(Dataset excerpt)
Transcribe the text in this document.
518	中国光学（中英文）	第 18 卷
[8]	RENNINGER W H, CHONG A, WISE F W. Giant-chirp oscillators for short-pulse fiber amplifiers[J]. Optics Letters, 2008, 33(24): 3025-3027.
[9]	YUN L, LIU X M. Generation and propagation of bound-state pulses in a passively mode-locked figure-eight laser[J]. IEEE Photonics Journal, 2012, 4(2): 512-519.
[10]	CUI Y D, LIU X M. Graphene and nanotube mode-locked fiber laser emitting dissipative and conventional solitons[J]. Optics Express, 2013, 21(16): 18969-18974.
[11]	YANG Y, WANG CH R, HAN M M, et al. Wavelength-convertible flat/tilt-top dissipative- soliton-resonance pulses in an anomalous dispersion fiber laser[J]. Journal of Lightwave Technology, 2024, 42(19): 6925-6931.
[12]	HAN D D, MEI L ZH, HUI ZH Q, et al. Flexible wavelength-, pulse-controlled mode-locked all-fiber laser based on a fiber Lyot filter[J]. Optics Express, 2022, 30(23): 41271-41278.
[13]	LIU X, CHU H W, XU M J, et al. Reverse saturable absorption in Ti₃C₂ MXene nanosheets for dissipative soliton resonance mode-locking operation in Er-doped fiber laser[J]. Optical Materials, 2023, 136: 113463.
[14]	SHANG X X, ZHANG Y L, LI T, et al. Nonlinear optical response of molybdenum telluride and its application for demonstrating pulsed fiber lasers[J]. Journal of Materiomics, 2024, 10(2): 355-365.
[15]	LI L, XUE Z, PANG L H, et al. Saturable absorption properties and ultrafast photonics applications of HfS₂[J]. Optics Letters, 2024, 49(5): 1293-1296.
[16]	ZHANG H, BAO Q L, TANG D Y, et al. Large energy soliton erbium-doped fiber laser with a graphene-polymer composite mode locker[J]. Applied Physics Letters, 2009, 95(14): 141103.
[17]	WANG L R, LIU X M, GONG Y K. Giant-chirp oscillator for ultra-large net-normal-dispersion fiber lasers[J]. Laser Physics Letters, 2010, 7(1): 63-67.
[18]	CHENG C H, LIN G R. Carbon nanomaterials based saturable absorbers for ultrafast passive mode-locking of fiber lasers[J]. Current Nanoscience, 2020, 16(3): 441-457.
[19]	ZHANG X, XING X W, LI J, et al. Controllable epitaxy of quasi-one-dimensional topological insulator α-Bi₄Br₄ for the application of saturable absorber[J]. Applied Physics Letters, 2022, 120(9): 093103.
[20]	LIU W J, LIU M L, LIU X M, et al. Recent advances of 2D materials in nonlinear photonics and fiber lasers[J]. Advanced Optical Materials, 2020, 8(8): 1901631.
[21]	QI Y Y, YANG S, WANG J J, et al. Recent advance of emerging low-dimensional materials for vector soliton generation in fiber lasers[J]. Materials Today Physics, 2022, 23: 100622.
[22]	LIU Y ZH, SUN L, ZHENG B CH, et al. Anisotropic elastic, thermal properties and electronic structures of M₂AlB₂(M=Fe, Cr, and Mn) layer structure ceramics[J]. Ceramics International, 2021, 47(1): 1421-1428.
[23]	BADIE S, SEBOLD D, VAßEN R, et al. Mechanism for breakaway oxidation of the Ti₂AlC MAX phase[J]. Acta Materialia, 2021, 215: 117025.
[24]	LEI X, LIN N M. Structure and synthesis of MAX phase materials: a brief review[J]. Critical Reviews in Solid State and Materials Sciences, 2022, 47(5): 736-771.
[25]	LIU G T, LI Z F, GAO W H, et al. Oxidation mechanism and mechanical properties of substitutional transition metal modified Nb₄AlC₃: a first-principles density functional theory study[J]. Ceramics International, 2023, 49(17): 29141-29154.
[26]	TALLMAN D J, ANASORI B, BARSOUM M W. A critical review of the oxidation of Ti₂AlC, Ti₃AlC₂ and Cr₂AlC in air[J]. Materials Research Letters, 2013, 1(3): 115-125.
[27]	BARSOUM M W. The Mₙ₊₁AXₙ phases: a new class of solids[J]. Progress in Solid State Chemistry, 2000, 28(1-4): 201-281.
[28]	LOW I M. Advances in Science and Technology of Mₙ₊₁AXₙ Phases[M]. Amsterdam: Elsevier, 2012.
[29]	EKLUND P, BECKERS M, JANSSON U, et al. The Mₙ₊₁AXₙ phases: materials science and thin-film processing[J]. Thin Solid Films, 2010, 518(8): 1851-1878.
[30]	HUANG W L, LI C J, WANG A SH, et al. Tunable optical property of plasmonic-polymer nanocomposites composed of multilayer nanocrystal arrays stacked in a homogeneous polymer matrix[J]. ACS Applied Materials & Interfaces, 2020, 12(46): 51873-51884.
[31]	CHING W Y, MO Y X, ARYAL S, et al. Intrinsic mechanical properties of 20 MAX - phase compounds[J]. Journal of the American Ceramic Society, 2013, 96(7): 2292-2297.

→ **Written exercise**: Copy each line of the listing in which the word "ZHANG" can be found.

→ **Task solution**:
[14]	SHANG X X, ZHANG Y L, LI T, et al. Nonlinear optical response of molybdenum telluride and its application for demonstrating pulsed fiber lasers[J]. Journal of Materiomics, 2024, 10(2): 355-365.
[16]	ZHANG H, BAO Q L, TANG D Y, et al. Large energy soliton erbium-doped fiber laser with a graphene-polymer composite mode locker[J]. Applied Physics Letters, 2009, 95(14): 141103.
[19]	ZHANG X, XING X W, LI J, et al. Controllable epitaxy of quasi-one-dimensional topological insulator α-Bi₄Br₄ for the application of saturable absorber[J]. Applied Physics Letters, 2022, 120(9): 093103.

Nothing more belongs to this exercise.